▶ EXERCISE DESCRIPTION:
Reproduce all entries word for word.

==============================

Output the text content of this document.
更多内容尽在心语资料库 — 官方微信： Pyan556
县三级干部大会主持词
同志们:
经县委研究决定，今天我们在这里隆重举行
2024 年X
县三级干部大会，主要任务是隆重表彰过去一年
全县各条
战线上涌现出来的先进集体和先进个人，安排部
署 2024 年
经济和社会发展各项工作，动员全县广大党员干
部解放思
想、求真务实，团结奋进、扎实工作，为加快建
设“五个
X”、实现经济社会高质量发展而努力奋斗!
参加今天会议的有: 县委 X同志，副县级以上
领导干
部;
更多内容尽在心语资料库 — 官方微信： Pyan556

==============================

▶ RESULT BELOW:
Output the text content of this document.
更多内容尽在心语资料库 — 官方微信： Pyan556
县三级干部大会主持词
同志们:
经县委研究决定，今天我们在这里隆重举行
2024 年X
县三级干部大会，主要任务是隆重表彰过去一年
全县各条
战线上涌现出来的先进集体和先进个人，安排部
署 2024 年
经济和社会发展各项工作，动员全县广大党员干
部解放思
想、求真务实，团结奋进、扎实工作，为加快建
设“五个
X”、实现经济社会高质量发展而努力奋斗!
参加今天会议的有: 县委 X同志，副县级以上
领导干
部;
更多内容尽在心语资料库 — 官方微信： Pyan556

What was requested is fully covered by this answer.